PROMPT
Find every line of the material below that contains the string "left", matching case exactly, and copy each of those lines in full.

MATERIAL FOR THIS TASK
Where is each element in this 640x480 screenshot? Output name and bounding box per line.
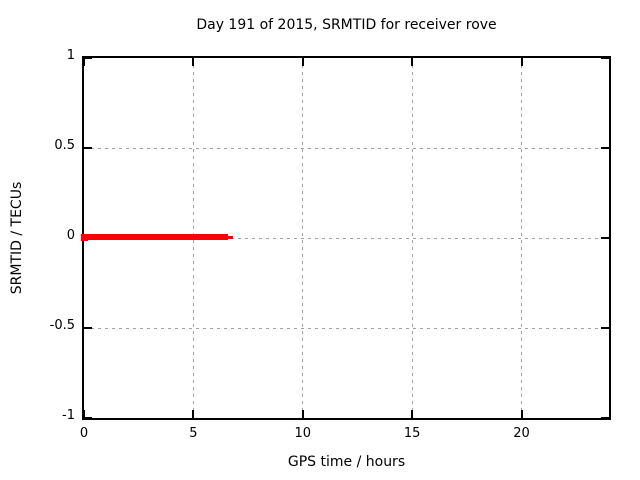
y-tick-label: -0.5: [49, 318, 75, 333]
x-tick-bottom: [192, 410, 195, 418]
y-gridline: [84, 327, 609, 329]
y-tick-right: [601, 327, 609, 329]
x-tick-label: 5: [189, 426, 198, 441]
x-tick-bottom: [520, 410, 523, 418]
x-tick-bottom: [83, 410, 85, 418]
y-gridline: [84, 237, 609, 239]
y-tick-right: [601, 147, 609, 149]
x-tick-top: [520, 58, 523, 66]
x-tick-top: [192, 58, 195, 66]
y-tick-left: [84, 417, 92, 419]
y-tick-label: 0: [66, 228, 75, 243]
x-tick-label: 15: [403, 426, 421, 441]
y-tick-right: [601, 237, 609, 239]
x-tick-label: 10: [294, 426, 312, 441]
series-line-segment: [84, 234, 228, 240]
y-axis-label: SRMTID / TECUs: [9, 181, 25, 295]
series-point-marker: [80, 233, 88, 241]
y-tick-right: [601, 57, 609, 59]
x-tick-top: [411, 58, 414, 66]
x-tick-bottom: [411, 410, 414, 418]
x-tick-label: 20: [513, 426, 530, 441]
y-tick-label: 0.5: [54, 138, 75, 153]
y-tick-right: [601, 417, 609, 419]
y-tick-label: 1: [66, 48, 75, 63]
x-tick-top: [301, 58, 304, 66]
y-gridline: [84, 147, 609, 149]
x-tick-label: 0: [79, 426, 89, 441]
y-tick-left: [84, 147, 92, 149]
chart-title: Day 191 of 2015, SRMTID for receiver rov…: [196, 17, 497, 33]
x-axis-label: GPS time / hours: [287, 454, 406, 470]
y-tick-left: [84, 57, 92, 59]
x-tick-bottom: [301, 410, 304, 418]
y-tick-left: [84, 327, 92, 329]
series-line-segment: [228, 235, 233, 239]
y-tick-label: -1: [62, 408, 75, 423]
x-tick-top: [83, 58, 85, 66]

FINAL RESULT
y-tick-left: [84, 417, 92, 419]
y-tick-left: [84, 147, 92, 149]
y-tick-left: [84, 57, 92, 59]
y-tick-left: [84, 327, 92, 329]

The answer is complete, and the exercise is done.